#### The records

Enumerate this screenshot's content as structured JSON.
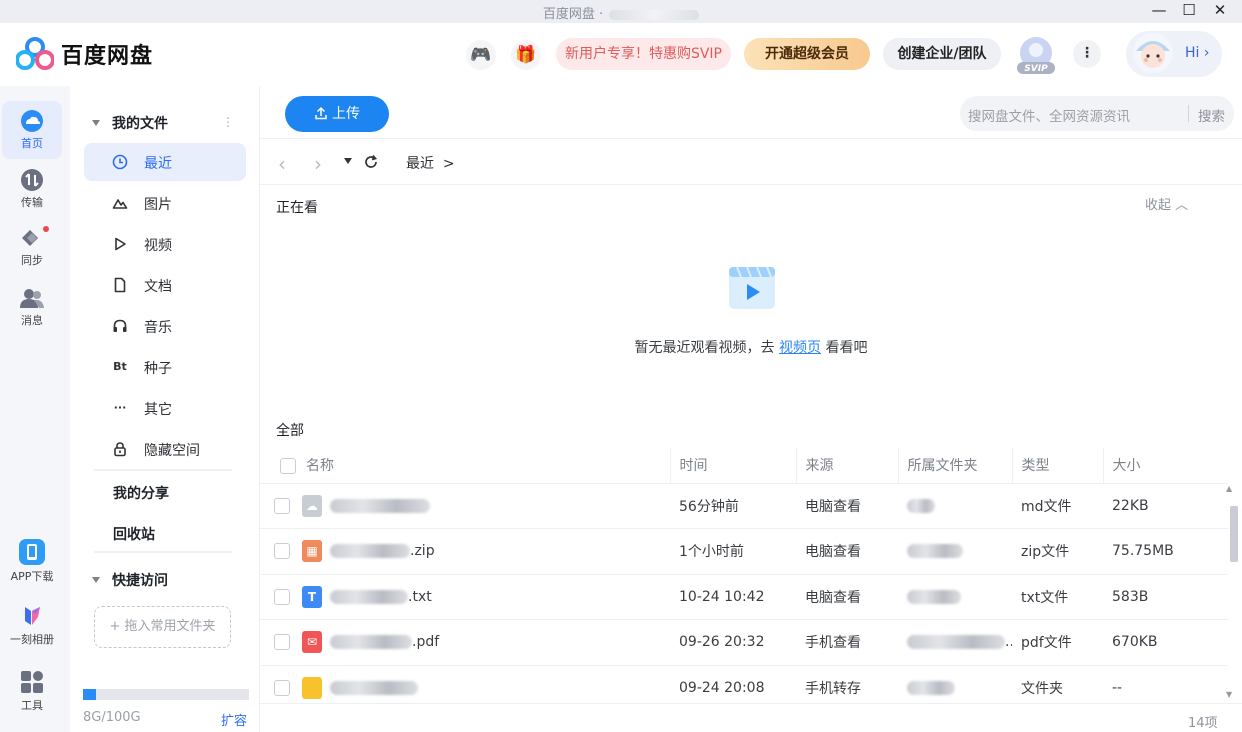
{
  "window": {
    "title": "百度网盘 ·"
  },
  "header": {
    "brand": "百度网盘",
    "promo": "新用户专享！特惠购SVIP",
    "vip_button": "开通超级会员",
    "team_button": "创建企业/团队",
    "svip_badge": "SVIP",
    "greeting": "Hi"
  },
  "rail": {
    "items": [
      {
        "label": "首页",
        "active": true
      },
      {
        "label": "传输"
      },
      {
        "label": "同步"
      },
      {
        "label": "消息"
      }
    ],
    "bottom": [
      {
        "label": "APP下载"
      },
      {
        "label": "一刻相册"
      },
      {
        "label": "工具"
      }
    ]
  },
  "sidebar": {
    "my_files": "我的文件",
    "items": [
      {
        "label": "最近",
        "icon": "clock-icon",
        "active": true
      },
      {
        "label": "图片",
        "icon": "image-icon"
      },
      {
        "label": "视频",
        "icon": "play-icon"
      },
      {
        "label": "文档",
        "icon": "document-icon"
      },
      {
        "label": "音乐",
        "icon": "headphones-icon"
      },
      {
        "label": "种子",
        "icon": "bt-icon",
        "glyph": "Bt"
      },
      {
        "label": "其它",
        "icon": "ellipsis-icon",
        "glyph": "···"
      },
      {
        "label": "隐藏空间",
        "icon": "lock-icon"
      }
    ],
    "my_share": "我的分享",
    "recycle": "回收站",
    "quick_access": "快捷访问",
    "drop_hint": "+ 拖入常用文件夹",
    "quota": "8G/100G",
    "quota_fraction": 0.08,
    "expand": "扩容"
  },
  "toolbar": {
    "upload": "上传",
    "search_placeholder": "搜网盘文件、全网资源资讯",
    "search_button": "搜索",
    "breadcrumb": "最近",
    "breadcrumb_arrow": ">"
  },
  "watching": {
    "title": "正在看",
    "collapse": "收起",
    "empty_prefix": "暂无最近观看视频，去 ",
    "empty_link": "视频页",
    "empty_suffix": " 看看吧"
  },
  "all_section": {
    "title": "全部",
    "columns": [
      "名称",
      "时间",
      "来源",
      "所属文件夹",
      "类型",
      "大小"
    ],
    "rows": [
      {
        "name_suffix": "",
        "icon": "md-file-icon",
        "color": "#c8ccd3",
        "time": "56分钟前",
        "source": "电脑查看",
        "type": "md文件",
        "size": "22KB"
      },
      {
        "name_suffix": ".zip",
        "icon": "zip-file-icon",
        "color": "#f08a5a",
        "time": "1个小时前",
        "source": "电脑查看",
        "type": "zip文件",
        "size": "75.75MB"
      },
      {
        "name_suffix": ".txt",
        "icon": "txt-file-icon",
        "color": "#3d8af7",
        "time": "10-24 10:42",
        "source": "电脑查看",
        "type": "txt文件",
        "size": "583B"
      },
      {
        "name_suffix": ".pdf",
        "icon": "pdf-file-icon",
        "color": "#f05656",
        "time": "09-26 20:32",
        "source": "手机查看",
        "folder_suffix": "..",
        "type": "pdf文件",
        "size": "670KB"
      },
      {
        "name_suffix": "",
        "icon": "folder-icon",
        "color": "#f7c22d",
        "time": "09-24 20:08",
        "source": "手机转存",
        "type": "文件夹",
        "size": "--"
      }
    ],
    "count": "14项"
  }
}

########

*Task description*
Copy every line that includes the string "type" from the material above.

*Exercise solution*
        "type": "md文件",
        "type": "zip文件",
        "type": "txt文件",
        "type": "pdf文件",
        "type": "文件夹",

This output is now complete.